• _The request_: Extract each line where the string "location" shows up.

## start Data to use

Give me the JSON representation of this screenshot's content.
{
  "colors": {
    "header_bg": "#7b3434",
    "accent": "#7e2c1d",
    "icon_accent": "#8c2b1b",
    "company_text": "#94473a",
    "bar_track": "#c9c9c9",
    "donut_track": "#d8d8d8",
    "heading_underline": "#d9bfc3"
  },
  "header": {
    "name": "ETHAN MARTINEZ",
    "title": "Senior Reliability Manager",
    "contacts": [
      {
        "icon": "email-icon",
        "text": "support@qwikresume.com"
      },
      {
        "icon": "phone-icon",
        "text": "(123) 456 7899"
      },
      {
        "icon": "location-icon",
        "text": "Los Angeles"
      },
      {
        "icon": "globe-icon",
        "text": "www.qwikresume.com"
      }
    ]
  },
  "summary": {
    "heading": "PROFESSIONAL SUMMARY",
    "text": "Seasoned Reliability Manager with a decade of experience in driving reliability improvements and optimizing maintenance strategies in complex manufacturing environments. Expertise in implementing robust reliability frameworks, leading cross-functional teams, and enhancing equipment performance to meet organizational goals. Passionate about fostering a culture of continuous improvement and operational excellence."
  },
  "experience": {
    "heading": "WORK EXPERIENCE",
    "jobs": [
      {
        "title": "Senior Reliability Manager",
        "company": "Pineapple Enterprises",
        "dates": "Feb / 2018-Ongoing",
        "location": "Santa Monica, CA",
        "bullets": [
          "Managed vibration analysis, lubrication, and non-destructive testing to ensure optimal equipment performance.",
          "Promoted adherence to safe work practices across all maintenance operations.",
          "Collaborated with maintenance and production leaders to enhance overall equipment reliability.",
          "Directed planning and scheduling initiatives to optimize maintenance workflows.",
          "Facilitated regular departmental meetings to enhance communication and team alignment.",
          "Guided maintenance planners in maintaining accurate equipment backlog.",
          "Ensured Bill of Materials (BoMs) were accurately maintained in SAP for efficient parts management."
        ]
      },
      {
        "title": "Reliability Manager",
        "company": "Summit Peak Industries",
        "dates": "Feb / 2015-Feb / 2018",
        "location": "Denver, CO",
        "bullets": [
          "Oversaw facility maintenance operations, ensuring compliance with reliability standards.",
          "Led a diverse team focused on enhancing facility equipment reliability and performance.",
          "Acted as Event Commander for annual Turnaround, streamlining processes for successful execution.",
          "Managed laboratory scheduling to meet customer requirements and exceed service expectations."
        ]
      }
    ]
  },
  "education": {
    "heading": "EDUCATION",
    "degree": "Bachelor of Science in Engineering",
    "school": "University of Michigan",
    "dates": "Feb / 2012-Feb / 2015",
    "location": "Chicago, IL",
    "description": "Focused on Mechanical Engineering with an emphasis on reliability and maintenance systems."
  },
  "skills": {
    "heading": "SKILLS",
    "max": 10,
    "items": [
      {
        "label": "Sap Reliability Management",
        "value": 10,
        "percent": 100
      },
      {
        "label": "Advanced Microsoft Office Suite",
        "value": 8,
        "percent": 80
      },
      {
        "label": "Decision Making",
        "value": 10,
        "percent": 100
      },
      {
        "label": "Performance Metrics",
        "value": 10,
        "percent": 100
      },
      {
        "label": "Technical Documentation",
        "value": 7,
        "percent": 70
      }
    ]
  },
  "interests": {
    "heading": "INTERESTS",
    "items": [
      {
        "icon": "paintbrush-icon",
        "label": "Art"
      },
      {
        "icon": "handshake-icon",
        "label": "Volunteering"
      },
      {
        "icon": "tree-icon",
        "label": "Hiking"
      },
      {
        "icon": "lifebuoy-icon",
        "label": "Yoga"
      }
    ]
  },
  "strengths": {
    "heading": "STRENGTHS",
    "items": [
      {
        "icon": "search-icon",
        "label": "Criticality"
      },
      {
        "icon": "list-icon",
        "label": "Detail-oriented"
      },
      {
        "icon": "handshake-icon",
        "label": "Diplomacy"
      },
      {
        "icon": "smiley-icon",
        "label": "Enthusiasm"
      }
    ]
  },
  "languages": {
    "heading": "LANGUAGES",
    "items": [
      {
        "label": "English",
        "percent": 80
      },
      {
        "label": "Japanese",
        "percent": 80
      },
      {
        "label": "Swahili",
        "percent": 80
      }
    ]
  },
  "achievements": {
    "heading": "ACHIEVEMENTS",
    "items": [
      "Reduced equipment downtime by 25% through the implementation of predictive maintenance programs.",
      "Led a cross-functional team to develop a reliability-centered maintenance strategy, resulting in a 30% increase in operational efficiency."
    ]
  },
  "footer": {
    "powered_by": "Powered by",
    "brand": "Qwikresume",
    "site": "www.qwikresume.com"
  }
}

## end Data to use

• _The solution_:
        "icon": "location-icon",
        "location": "Santa Monica, CA",
        "location": "Denver, CO",
    "location": "Chicago, IL",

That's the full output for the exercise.